(Extracted records)

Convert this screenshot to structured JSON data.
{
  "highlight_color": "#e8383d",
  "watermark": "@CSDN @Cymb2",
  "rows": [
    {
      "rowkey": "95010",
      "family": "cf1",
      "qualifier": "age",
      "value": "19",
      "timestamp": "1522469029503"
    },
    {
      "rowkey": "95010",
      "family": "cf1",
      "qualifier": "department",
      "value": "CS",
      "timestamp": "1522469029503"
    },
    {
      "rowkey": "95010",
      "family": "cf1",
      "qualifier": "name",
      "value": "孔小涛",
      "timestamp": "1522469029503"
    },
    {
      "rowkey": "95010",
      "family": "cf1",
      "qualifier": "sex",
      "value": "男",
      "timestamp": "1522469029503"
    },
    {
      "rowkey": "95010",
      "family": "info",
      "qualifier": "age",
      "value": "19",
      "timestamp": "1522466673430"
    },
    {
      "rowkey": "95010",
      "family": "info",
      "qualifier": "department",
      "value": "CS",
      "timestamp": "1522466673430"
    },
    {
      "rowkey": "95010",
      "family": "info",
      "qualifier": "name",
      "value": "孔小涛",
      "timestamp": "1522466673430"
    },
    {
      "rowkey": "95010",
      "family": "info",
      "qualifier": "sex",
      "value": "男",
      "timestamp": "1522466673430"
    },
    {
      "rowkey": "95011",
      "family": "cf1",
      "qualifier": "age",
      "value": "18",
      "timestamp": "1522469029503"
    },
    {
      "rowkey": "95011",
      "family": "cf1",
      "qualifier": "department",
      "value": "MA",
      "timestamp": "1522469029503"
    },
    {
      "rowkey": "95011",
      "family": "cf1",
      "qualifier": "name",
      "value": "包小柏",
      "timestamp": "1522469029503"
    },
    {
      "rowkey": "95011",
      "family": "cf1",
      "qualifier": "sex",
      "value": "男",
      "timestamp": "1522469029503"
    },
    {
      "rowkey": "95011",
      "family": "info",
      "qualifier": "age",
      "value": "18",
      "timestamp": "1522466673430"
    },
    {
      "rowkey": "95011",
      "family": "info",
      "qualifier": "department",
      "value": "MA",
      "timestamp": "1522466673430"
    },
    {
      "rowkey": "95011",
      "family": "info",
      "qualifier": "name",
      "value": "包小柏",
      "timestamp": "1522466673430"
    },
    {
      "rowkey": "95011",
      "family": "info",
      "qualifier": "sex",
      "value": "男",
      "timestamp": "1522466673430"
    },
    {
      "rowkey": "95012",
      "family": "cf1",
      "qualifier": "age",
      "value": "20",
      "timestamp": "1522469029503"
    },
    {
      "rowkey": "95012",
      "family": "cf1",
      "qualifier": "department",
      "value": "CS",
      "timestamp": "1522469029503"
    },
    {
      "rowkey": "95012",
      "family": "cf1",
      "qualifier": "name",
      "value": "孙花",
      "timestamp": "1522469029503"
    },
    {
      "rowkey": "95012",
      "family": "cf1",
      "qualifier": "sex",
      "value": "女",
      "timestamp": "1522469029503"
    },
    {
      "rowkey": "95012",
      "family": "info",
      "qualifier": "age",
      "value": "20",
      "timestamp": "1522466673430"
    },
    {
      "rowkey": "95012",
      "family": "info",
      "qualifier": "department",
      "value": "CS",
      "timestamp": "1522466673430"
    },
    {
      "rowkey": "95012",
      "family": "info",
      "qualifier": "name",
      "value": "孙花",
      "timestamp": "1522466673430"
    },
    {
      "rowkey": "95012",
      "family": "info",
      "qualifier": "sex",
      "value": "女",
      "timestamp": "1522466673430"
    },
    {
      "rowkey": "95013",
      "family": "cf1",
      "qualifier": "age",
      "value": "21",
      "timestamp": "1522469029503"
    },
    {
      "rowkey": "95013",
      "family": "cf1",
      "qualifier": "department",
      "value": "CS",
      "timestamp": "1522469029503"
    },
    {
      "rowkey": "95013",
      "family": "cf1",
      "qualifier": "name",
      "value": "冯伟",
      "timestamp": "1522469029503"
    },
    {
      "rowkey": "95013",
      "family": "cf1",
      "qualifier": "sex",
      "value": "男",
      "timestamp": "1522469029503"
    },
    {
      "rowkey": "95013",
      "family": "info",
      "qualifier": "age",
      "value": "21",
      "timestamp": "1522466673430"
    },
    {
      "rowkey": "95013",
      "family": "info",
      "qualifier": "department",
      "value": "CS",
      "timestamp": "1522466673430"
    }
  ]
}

## Problem
From the listing above, reproduce all the lines exactly.

## The response
Convert this screenshot to structured JSON data.
{
  "highlight_color": "#e8383d",
  "watermark": "@CSDN @Cymb2",
  "rows": [
    {
      "rowkey": "95010",
      "family": "cf1",
      "qualifier": "age",
      "value": "19",
      "timestamp": "1522469029503"
    },
    {
      "rowkey": "95010",
      "family": "cf1",
      "qualifier": "department",
      "value": "CS",
      "timestamp": "1522469029503"
    },
    {
      "rowkey": "95010",
      "family": "cf1",
      "qualifier": "name",
      "value": "孔小涛",
      "timestamp": "1522469029503"
    },
    {
      "rowkey": "95010",
      "family": "cf1",
      "qualifier": "sex",
      "value": "男",
      "timestamp": "1522469029503"
    },
    {
      "rowkey": "95010",
      "family": "info",
      "qualifier": "age",
      "value": "19",
      "timestamp": "1522466673430"
    },
    {
      "rowkey": "95010",
      "family": "info",
      "qualifier": "department",
      "value": "CS",
      "timestamp": "1522466673430"
    },
    {
      "rowkey": "95010",
      "family": "info",
      "qualifier": "name",
      "value": "孔小涛",
      "timestamp": "1522466673430"
    },
    {
      "rowkey": "95010",
      "family": "info",
      "qualifier": "sex",
      "value": "男",
      "timestamp": "1522466673430"
    },
    {
      "rowkey": "95011",
      "family": "cf1",
      "qualifier": "age",
      "value": "18",
      "timestamp": "1522469029503"
    },
    {
      "rowkey": "95011",
      "family": "cf1",
      "qualifier": "department",
      "value": "MA",
      "timestamp": "1522469029503"
    },
    {
      "rowkey": "95011",
      "family": "cf1",
      "qualifier": "name",
      "value": "包小柏",
      "timestamp": "1522469029503"
    },
    {
      "rowkey": "95011",
      "family": "cf1",
      "qualifier": "sex",
      "value": "男",
      "timestamp": "1522469029503"
    },
    {
      "rowkey": "95011",
      "family": "info",
      "qualifier": "age",
      "value": "18",
      "timestamp": "1522466673430"
    },
    {
      "rowkey": "95011",
      "family": "info",
      "qualifier": "department",
      "value": "MA",
      "timestamp": "1522466673430"
    },
    {
      "rowkey": "95011",
      "family": "info",
      "qualifier": "name",
      "value": "包小柏",
      "timestamp": "1522466673430"
    },
    {
      "rowkey": "95011",
      "family": "info",
      "qualifier": "sex",
      "value": "男",
      "timestamp": "1522466673430"
    },
    {
      "rowkey": "95012",
      "family": "cf1",
      "qualifier": "age",
      "value": "20",
      "timestamp": "1522469029503"
    },
    {
      "rowkey": "95012",
      "family": "cf1",
      "qualifier": "department",
      "value": "CS",
      "timestamp": "1522469029503"
    },
    {
      "rowkey": "95012",
      "family": "cf1",
      "qualifier": "name",
      "value": "孙花",
      "timestamp": "1522469029503"
    },
    {
      "rowkey": "95012",
      "family": "cf1",
      "qualifier": "sex",
      "value": "女",
      "timestamp": "1522469029503"
    },
    {
      "rowkey": "95012",
      "family": "info",
      "qualifier": "age",
      "value": "20",
      "timestamp": "1522466673430"
    },
    {
      "rowkey": "95012",
      "family": "info",
      "qualifier": "department",
      "value": "CS",
      "timestamp": "1522466673430"
    },
    {
      "rowkey": "95012",
      "family": "info",
      "qualifier": "name",
      "value": "孙花",
      "timestamp": "1522466673430"
    },
    {
      "rowkey": "95012",
      "family": "info",
      "qualifier": "sex",
      "value": "女",
      "timestamp": "1522466673430"
    },
    {
      "rowkey": "95013",
      "family": "cf1",
      "qualifier": "age",
      "value": "21",
      "timestamp": "1522469029503"
    },
    {
      "rowkey": "95013",
      "family": "cf1",
      "qualifier": "department",
      "value": "CS",
      "timestamp": "1522469029503"
    },
    {
      "rowkey": "95013",
      "family": "cf1",
      "qualifier": "name",
      "value": "冯伟",
      "timestamp": "1522469029503"
    },
    {
      "rowkey": "95013",
      "family": "cf1",
      "qualifier": "sex",
      "value": "男",
      "timestamp": "1522469029503"
    },
    {
      "rowkey": "95013",
      "family": "info",
      "qualifier": "age",
      "value": "21",
      "timestamp": "1522466673430"
    },
    {
      "rowkey": "95013",
      "family": "info",
      "qualifier": "department",
      "value": "CS",
      "timestamp": "1522466673430"
    }
  ]
}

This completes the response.